### Written task 1
Decide whether each statement agrees with the rabbit cage thread below, answering yes or no and quoting the deciding words of the thread: (a) the outside run is 5.5 feet high; (b) HayHey0248 had owned a mini rex before; (c) LaylaLop covered the NIC panels of the second level with a bed sheet.
### Written task 2
Please extract from the rabbit cage thread below the passage that begins at the words "this is Peppy's" and stops after "floor for traction.".

### Article
..........

# YOUR 2012 CAGES THAT YOU'VE MADE!!!!!!!



## patches2593

please post pics i need ideas and so does other people!


----------



## HayHey0248

Here is one i made today for my new incoming rabbit! 
I've changed it around a little since then, like adding a water dripper over the bowl.


----------



## patches2593

can he go inside that box tht has the hay in it?


----------



## HayHey0248

yeah He's home right now!!!! I just picked him up! eeepppp!


----------



## patches2593

a mini rex? have you had a mini rex before?


----------



## LaylaLop

Current bonding set-up:






NIC cage I had built:


----------



## patches2593

oohh i like tht one


----------



## HayHey0248

I used to have a rescue meat rabbit but not a mini rex.
Also when i said 'picked up' i didn't literally pick him up, only from the airport.


----------



## jcottonl02

This is Benji's new pad in my flat at Uni. It's only taken 2 years to find somewhere that will let me have him!!! lol








It's made up of these two components:














Jen


----------



## 1357rabbitlover

http://a2.sphotos.ak.fbcdn.net/hpho...039093565_1179397477_2923686_1996702492_n.jpg

This is my bunnies outside run! We made it all ourself.
Its 13 foot by 10 foot, and 5.5 foot high!


----------



## bunnylove1

LaylaLop what did u use for the 2nd level


----------



## LaylaLop

I used NIC panels zip tied in, and covered with a plastic floor liner cut to fit (for under desk chairs), and then outdoor/indoor carpet runner cut to fit for traction.


----------



## patches2593

laylalop, what kind of bunny do you have?


----------



## bunnylove1

patches i love your lop


----------



## patches2593

thank you. he is a mini rex and mini lop mix. i got him from a foster home


----------



## funnybunnymummy

Gus's setup at our new house. We added a third level. He loves it. 

Rue


----------



## MiserySmith

IMG_0880




IMG_0881

this is Peppy's cage. 3 x 3 x 2 with a 1x2 level. The level has cardboard and a sticky tile with a pillow case on top. I use a bed sheet on the floor for traction.

..........

### Dataset extract
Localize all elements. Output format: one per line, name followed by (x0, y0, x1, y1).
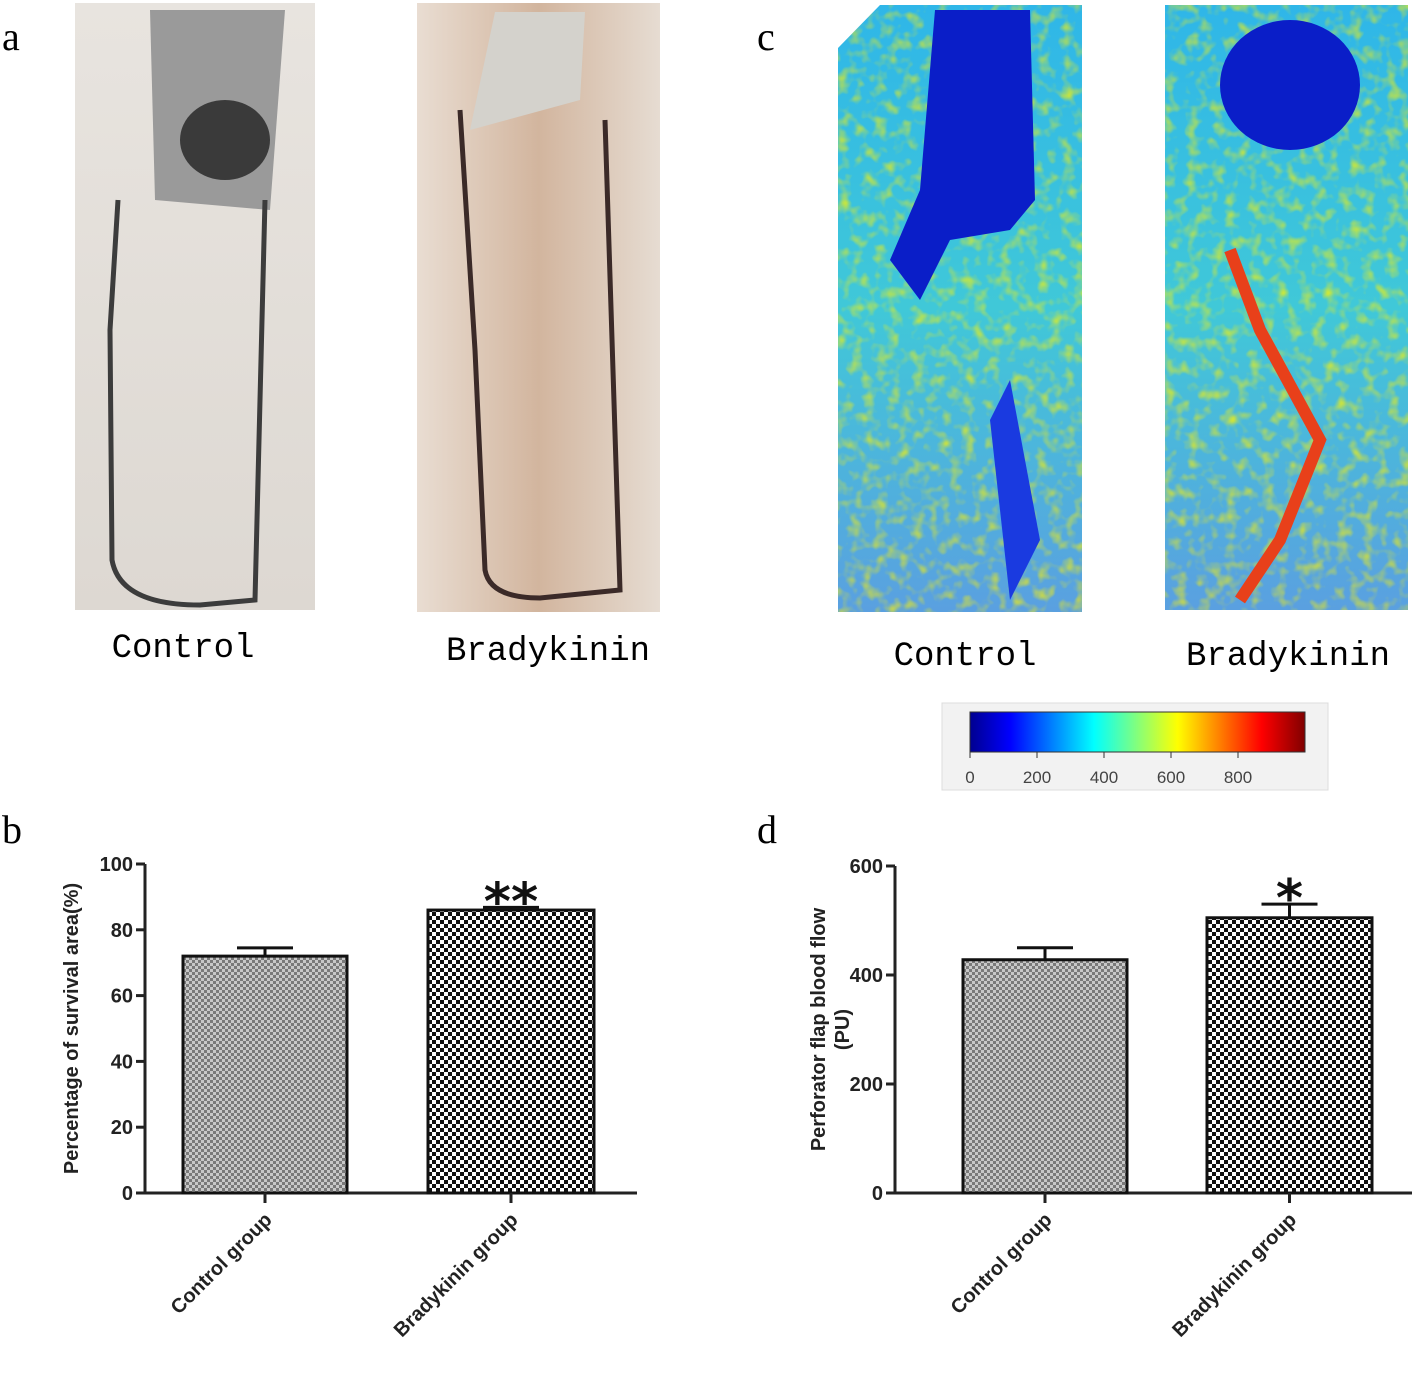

..........

### Task answer 1
(a) Yes: "Its 13 foot by 10 foot, and 5.5 foot high!"
(b) No: "I used to have a rescue meat rabbit but not a mini rex."
(c) No: "covered with a plastic floor liner cut to fit (for under desk chairs)"

### Task answer 2
this is Peppy's cage. 3 x 3 x 2 with a 1x2 level. The level has cardboard and a sticky tile with a pillow case on top. I use a bed sheet on the floor for traction.